* **Written task**: Below are entries; tally how many lines hold the string "JSON" and answer with only that figure.

↓

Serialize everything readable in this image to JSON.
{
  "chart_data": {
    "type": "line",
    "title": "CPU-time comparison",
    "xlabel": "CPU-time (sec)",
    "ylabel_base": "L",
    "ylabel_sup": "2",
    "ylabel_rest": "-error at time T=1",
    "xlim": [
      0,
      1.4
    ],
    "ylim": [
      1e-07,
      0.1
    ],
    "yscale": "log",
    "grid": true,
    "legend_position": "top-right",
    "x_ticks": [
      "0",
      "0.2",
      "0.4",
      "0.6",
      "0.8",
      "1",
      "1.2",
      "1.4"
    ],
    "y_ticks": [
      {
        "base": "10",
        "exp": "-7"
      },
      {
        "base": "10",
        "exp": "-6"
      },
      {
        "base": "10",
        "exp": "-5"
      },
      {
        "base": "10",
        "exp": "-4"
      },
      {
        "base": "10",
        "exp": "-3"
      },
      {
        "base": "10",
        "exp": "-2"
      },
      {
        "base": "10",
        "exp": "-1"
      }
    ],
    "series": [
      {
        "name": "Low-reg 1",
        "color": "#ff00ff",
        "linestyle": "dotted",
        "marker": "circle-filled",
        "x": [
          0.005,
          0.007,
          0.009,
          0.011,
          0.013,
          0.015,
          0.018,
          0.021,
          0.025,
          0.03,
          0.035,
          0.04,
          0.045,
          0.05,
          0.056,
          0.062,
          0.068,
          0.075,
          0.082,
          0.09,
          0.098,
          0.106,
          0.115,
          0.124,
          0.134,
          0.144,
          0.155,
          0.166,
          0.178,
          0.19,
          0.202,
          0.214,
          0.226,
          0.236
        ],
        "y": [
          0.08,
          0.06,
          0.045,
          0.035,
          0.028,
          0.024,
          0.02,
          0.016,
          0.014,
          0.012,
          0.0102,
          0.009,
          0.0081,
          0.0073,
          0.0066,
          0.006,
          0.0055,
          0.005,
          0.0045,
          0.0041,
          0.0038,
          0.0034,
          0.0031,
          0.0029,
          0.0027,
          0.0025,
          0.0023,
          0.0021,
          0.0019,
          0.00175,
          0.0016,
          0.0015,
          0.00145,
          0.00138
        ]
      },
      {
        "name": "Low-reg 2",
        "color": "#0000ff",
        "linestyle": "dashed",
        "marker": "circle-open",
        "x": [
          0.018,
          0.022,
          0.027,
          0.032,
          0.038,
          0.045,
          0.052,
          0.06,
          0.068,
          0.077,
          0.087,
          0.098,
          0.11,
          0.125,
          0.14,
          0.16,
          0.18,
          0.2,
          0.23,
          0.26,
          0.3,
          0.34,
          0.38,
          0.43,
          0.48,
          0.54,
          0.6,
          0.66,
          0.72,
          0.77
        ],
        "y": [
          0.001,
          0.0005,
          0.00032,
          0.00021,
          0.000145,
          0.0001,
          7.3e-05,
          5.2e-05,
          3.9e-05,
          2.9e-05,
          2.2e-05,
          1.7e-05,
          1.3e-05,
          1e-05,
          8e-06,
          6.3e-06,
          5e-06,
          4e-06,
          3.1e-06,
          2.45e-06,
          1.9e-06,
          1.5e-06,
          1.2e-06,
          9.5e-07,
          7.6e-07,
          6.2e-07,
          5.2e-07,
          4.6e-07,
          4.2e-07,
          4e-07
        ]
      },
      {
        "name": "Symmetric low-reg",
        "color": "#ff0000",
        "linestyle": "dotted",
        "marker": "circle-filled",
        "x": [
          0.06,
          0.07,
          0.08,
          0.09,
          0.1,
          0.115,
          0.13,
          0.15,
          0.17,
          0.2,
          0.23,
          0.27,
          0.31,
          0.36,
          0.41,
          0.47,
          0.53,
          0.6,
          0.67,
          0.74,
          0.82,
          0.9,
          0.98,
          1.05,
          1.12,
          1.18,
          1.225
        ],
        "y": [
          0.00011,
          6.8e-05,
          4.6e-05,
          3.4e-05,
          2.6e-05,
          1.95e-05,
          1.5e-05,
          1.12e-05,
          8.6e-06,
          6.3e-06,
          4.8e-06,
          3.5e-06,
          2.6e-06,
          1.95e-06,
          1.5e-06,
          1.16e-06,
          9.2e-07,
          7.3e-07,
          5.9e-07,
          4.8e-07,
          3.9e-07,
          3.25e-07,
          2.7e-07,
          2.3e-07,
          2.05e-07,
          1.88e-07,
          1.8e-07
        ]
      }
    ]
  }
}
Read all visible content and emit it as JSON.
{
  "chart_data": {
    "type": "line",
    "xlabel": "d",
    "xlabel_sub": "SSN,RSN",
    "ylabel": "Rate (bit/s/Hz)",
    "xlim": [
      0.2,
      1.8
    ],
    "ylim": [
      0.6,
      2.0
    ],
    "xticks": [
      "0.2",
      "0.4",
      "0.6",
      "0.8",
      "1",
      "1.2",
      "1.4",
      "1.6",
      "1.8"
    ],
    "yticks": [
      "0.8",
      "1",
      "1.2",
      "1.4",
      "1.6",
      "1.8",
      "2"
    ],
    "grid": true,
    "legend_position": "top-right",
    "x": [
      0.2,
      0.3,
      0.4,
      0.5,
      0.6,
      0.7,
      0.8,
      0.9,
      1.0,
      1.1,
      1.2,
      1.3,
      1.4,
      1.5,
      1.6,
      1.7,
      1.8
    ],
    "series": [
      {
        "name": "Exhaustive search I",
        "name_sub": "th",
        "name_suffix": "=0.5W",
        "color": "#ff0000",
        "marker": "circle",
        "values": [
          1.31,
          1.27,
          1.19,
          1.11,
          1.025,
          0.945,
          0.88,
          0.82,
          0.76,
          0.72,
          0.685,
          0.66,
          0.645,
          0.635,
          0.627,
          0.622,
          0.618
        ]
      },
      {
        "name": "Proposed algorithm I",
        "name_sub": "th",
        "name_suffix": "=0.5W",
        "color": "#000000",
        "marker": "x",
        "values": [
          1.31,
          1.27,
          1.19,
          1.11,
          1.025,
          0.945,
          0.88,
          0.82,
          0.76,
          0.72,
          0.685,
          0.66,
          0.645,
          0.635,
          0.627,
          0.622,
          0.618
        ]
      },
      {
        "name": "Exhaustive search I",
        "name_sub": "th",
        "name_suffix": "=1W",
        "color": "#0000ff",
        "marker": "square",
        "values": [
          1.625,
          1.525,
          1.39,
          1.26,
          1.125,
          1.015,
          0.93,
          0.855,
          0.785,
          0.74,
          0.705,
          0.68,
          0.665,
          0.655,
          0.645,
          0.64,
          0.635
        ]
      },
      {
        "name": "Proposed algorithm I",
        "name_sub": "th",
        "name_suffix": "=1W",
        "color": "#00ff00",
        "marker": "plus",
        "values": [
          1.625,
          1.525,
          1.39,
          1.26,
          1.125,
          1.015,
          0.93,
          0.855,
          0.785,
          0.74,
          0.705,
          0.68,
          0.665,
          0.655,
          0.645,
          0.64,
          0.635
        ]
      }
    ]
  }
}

↑
↓

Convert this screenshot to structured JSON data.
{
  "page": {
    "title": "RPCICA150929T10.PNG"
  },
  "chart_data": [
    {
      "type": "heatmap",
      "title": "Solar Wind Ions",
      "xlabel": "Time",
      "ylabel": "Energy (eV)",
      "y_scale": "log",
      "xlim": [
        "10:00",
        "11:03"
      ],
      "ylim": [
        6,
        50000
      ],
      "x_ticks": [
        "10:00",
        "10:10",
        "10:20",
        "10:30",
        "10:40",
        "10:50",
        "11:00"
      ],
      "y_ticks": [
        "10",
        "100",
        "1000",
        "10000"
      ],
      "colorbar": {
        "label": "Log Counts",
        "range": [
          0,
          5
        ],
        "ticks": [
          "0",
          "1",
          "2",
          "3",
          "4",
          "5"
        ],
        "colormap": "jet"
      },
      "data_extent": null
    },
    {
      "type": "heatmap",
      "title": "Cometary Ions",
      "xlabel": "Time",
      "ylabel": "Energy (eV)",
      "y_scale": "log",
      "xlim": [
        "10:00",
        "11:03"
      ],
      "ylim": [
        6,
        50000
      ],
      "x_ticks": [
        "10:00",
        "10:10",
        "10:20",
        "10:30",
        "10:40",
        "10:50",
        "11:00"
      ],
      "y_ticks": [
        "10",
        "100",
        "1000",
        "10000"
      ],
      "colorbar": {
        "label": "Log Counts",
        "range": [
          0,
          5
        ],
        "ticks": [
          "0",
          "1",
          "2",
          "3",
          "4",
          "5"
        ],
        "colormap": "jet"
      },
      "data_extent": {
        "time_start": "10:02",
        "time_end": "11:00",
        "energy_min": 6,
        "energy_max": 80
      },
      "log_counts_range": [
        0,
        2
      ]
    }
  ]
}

↑
↓

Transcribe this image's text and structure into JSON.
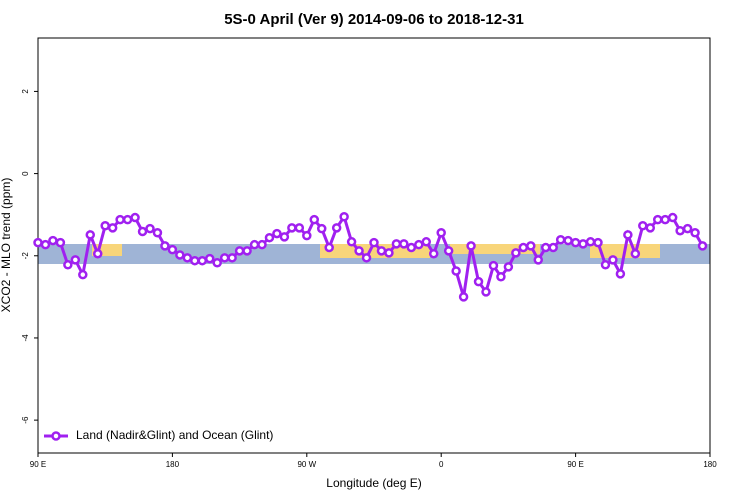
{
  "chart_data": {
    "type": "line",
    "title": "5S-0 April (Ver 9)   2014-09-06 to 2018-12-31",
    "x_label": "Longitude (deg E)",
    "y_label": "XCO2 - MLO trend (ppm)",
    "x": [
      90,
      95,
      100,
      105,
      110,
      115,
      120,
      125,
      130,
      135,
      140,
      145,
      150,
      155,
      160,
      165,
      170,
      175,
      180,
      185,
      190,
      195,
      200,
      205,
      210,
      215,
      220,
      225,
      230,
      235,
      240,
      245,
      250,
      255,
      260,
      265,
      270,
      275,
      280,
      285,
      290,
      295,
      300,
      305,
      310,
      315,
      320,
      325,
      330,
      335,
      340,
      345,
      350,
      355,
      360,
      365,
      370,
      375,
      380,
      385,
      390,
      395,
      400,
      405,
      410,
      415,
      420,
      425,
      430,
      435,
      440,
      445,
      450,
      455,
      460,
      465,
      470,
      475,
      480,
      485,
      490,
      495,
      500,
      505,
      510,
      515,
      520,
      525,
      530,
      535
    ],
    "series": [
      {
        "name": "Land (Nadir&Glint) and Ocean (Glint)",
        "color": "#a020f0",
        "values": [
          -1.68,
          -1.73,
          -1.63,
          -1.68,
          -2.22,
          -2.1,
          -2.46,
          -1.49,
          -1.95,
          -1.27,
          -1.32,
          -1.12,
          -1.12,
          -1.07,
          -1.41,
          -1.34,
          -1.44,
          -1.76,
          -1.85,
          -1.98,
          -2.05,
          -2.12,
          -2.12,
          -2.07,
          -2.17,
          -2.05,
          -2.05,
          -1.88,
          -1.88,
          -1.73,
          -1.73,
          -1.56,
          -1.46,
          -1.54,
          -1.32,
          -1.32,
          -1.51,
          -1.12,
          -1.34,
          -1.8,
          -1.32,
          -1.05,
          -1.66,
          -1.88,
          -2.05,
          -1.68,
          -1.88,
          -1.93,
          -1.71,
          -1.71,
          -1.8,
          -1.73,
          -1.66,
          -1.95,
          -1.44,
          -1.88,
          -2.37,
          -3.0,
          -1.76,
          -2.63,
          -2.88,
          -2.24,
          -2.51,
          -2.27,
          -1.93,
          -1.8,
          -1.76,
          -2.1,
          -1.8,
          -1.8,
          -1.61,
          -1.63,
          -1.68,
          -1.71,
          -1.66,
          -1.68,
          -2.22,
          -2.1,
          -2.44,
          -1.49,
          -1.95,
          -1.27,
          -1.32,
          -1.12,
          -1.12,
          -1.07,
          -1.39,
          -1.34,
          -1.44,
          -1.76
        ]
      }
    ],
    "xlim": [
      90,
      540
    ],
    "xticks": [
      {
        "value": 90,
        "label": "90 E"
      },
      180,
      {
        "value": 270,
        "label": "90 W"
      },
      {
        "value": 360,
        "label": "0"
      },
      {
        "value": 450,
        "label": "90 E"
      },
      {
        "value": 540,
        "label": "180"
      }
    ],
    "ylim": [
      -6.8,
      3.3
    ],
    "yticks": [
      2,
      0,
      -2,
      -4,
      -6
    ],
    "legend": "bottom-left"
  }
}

↑

* **Correct output**: 4